The request
The exercise asks you to copy every line below in which "Scenario" appears.

Data for the task
· · · ·

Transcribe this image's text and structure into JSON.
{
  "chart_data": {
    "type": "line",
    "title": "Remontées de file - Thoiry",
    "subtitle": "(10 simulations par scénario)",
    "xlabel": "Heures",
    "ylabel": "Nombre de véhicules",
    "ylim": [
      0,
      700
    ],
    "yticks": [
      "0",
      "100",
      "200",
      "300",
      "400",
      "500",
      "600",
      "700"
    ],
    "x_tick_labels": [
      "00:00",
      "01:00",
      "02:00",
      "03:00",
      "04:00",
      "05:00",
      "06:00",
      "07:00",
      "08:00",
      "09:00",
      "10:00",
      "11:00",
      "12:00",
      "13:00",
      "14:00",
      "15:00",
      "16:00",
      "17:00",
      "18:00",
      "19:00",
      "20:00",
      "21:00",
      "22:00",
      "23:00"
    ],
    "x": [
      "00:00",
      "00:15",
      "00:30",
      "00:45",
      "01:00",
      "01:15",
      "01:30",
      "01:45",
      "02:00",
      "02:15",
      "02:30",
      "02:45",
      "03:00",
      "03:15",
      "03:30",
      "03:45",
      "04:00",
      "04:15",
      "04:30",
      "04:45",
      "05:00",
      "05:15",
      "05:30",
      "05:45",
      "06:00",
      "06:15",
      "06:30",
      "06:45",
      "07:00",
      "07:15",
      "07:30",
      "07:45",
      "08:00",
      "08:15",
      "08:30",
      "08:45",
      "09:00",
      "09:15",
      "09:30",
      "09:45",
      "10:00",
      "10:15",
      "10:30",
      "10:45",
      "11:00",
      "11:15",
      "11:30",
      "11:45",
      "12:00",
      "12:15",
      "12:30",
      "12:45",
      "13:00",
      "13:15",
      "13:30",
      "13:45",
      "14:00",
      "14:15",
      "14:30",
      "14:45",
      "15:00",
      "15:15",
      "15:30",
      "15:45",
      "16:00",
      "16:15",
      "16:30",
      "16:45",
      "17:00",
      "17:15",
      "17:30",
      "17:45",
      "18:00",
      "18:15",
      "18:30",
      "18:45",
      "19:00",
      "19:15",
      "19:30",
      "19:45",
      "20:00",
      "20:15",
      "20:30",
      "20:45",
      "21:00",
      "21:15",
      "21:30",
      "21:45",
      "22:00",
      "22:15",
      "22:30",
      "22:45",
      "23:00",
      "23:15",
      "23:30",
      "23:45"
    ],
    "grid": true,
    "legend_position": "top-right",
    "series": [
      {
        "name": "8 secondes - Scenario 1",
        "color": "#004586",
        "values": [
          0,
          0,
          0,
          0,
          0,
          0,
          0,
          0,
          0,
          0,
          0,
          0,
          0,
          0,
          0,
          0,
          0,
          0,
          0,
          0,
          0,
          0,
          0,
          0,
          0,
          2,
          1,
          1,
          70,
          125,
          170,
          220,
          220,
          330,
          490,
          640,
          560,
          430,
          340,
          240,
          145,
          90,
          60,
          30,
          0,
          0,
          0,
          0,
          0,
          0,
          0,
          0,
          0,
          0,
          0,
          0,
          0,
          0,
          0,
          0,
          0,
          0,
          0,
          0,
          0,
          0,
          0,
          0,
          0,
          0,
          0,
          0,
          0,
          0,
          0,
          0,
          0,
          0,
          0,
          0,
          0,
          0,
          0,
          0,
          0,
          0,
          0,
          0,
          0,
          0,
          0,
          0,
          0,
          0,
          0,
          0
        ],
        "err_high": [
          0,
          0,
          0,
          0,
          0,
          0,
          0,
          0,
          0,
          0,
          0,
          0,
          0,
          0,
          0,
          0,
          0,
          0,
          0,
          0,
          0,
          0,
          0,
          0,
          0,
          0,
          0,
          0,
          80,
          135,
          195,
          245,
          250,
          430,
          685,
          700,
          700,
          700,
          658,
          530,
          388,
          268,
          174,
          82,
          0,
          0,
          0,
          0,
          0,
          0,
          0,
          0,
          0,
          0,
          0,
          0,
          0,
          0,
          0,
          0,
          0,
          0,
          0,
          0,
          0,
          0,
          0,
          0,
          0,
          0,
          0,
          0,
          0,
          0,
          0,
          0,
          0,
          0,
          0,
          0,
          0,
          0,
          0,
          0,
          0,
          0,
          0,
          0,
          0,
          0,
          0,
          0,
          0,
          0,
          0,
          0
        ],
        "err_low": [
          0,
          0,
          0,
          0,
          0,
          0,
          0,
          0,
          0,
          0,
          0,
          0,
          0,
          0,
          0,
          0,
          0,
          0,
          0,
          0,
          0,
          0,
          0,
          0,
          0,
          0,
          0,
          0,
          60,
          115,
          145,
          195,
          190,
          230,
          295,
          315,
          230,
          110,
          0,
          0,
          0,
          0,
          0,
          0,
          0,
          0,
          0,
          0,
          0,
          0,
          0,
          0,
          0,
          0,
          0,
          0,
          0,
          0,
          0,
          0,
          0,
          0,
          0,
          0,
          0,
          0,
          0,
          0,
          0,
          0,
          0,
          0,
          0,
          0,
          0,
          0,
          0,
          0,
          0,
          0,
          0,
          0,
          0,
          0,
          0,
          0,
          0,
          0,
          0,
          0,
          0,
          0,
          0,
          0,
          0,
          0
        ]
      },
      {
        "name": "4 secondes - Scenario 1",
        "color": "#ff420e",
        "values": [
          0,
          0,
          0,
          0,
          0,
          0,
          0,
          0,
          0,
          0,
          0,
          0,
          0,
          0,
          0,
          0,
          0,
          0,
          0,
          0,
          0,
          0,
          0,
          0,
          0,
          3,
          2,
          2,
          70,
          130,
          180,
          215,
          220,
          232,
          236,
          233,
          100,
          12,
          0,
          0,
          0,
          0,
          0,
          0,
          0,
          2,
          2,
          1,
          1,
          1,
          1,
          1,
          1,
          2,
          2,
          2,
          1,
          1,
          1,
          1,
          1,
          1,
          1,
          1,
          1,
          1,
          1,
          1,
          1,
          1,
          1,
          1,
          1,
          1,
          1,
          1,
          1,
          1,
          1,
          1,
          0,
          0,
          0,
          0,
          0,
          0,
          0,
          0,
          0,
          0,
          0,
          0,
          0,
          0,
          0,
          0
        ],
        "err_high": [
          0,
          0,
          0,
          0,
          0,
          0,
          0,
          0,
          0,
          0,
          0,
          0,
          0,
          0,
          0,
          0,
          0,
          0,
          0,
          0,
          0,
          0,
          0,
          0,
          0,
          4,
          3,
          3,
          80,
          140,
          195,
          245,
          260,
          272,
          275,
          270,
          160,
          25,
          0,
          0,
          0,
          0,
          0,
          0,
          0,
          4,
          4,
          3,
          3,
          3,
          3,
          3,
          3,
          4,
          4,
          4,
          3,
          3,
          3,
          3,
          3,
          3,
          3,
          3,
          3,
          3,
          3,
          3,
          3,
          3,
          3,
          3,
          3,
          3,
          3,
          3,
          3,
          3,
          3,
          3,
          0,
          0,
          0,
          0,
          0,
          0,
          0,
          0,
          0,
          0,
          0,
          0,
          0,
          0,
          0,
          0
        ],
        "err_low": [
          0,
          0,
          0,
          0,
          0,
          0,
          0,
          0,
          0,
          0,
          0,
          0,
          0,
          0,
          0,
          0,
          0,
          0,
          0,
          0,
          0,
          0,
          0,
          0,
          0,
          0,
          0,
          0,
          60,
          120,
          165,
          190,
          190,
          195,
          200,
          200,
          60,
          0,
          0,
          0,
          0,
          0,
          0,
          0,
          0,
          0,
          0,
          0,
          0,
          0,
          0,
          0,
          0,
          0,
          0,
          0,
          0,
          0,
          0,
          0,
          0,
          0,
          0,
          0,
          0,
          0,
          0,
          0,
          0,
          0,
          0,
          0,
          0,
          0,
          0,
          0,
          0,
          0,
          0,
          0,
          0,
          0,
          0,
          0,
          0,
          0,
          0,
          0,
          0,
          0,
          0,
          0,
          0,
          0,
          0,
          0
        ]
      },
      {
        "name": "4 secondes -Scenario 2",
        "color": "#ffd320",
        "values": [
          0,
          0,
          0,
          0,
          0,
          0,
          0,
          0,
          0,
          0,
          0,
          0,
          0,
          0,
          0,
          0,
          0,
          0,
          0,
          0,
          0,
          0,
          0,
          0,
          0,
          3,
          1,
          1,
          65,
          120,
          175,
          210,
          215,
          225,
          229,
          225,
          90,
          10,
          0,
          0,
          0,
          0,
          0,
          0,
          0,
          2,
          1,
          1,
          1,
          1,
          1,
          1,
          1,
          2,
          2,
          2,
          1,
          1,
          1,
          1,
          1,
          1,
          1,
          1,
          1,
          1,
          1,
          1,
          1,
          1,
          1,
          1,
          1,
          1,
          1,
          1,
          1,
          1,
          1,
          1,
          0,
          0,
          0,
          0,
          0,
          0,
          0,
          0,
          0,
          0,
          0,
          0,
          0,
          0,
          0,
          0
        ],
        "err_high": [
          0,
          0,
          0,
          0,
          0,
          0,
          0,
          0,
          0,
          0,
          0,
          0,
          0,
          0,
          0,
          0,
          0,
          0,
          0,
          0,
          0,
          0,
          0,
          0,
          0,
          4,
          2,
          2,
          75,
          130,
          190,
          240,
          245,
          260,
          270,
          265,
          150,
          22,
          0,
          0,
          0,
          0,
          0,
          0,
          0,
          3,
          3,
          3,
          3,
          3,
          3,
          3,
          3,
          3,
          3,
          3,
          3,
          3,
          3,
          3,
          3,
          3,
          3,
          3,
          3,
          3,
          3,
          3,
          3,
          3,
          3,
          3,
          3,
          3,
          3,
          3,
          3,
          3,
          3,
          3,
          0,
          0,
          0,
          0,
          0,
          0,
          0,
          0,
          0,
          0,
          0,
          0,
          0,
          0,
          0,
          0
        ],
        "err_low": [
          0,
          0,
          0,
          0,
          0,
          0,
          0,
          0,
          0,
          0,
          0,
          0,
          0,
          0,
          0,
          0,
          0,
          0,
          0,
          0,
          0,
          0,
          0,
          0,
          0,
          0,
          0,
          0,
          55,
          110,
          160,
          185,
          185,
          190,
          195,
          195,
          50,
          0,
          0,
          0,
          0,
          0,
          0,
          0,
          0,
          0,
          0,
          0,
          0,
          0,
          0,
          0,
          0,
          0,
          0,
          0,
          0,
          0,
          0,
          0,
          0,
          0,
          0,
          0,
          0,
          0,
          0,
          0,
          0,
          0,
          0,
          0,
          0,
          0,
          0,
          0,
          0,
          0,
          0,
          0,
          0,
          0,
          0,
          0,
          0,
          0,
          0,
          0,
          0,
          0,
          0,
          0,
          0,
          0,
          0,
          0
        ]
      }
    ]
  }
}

· · · ·

Result for this task
        "name": "8 secondes - Scenario 1",
        "name": "4 secondes - Scenario 1",
        "name": "4 secondes -Scenario 2",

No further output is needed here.